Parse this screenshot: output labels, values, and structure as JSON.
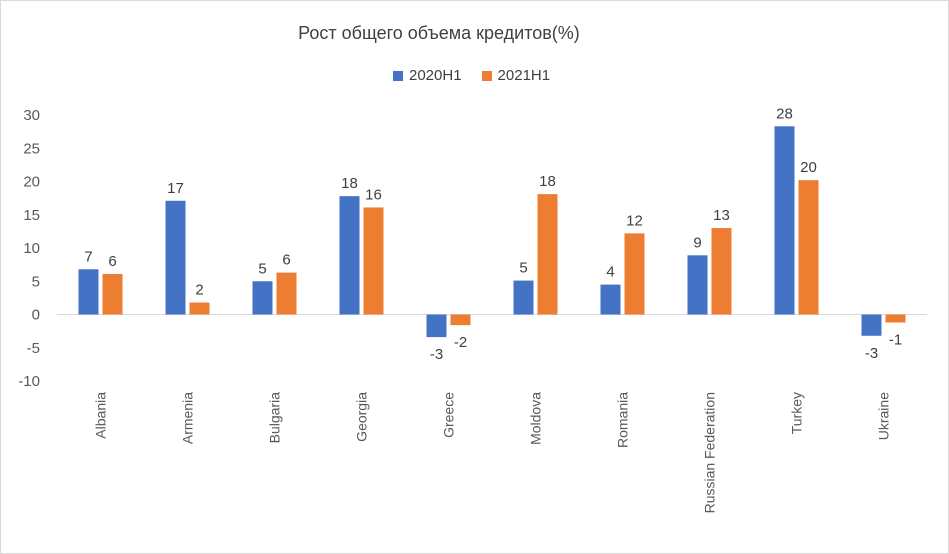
{
  "chart_data": {
    "type": "bar",
    "title": "Рост общего объема кредитов(%)",
    "categories": [
      "Albania",
      "Armenia",
      "Bulgaria",
      "Georgia",
      "Greece",
      "Moldova",
      "Romania",
      "Russian Federation",
      "Turkey",
      "Ukraine"
    ],
    "series": [
      {
        "name": "2020H1",
        "color": "#4472C4",
        "values": [
          6.8,
          17.1,
          5.0,
          17.8,
          -3.4,
          5.1,
          4.5,
          8.9,
          28.3,
          -3.2
        ],
        "labels": [
          "7",
          "17",
          "5",
          "18",
          "-3",
          "5",
          "4",
          "9",
          "28",
          "-3"
        ]
      },
      {
        "name": "2021H1",
        "color": "#ED7D31",
        "values": [
          6.1,
          1.8,
          6.3,
          16.1,
          -1.6,
          18.1,
          12.2,
          13.0,
          20.2,
          -1.2
        ],
        "labels": [
          "6",
          "2",
          "6",
          "16",
          "-2",
          "18",
          "12",
          "13",
          "20",
          "-1"
        ]
      }
    ],
    "yticks": [
      "30",
      "25",
      "20",
      "15",
      "10",
      "5",
      "0",
      "-5",
      "-10"
    ],
    "ylim": [
      -10,
      30
    ],
    "xlabel": "",
    "ylabel": "",
    "grid": false,
    "legend": "top"
  }
}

========================================

### What you need to do
Restate the listing above word for word, and skip the pictures.

### Task result
Parse this screenshot: output labels, values, and structure as JSON.
{
  "chart_data": {
    "type": "bar",
    "title": "Рост общего объема кредитов(%)",
    "categories": [
      "Albania",
      "Armenia",
      "Bulgaria",
      "Georgia",
      "Greece",
      "Moldova",
      "Romania",
      "Russian Federation",
      "Turkey",
      "Ukraine"
    ],
    "series": [
      {
        "name": "2020H1",
        "color": "#4472C4",
        "values": [
          6.8,
          17.1,
          5.0,
          17.8,
          -3.4,
          5.1,
          4.5,
          8.9,
          28.3,
          -3.2
        ],
        "labels": [
          "7",
          "17",
          "5",
          "18",
          "-3",
          "5",
          "4",
          "9",
          "28",
          "-3"
        ]
      },
      {
        "name": "2021H1",
        "color": "#ED7D31",
        "values": [
          6.1,
          1.8,
          6.3,
          16.1,
          -1.6,
          18.1,
          12.2,
          13.0,
          20.2,
          -1.2
        ],
        "labels": [
          "6",
          "2",
          "6",
          "16",
          "-2",
          "18",
          "12",
          "13",
          "20",
          "-1"
        ]
      }
    ],
    "yticks": [
      "30",
      "25",
      "20",
      "15",
      "10",
      "5",
      "0",
      "-5",
      "-10"
    ],
    "ylim": [
      -10,
      30
    ],
    "xlabel": "",
    "ylabel": "",
    "grid": false,
    "legend": "top"
  }
}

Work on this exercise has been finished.